Data entries
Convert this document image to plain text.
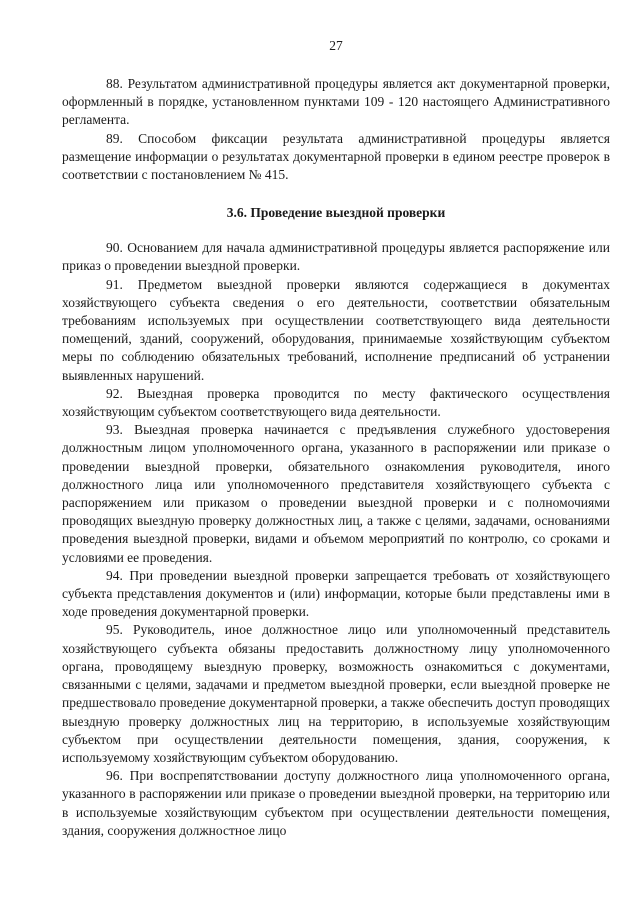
27

88. Результатом административной процедуры является акт документарной проверки, оформленный в порядке, установленном пунктами 109 - 120 настоящего Административного регламента.

89. Способом фиксации результата административной процедуры является размещение информации о результатах документарной проверки в едином реестре проверок в соответствии с постановлением № 415.

3.6. Проведение выездной проверки

90. Основанием для начала административной процедуры является распоряжение или приказ о проведении выездной проверки.

91. Предметом выездной проверки являются содержащиеся в документах хозяйствующего субъекта сведения о его деятельности, соответствии обязательным требованиям используемых при осуществлении соответствующего вида деятельности помещений, зданий, сооружений, оборудования, принимаемые хозяйствующим субъектом меры по соблюдению обязательных требований, исполнение предписаний об устранении выявленных нарушений.

92. Выездная проверка проводится по месту фактического осуществления хозяйствующим субъектом соответствующего вида деятельности.

93. Выездная проверка начинается с предъявления служебного удостоверения должностным лицом уполномоченного органа, указанного в распоряжении или приказе о проведении выездной проверки, обязательного ознакомления руководителя, иного должностного лица или уполномоченного представителя хозяйствующего субъекта с распоряжением или приказом о проведении выездной проверки и с полномочиями проводящих выездную проверку должностных лиц, а также с целями, задачами, основаниями проведения выездной проверки, видами и объемом мероприятий по контролю, со сроками и условиями ее проведения.

94. При проведении выездной проверки запрещается требовать от хозяйствующего субъекта представления документов и (или) информации, которые были представлены ими в ходе проведения документарной проверки.

95. Руководитель, иное должностное лицо или уполномоченный представитель хозяйствующего субъекта обязаны предоставить должностному лицу уполномоченного органа, проводящему выездную проверку, возможность ознакомиться с документами, связанными с целями, задачами и предметом выездной проверки, если выездной проверке не предшествовало проведение документарной проверки, а также обеспечить доступ проводящих выездную проверку должностных лиц на территорию, в используемые хозяйствующим субъектом при осуществлении деятельности помещения, здания, сооружения, к используемому хозяйствующим субъектом оборудованию.

96. При воспрепятствовании доступу должностного лица уполномоченного органа, указанного в распоряжении или приказе о проведении выездной проверки, на территорию или в используемые хозяйствующим субъектом при осуществлении деятельности помещения, здания, сооружения должностное лицо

■ What you will do:
Gather each line in the entries above where the string "является" is found.

■ The solution:
88. Результатом административной процедуры является акт документарной проверки, оформленный в порядке, установленном пунктами 109 - 120 настоящего Административного регламента.
89. Способом фиксации результата административной процедуры является размещение информации о результатах документарной проверки в едином реестре проверок в соответствии с постановлением № 415.
90. Основанием для начала административной процедуры является распоряжение или приказ о проведении выездной проверки.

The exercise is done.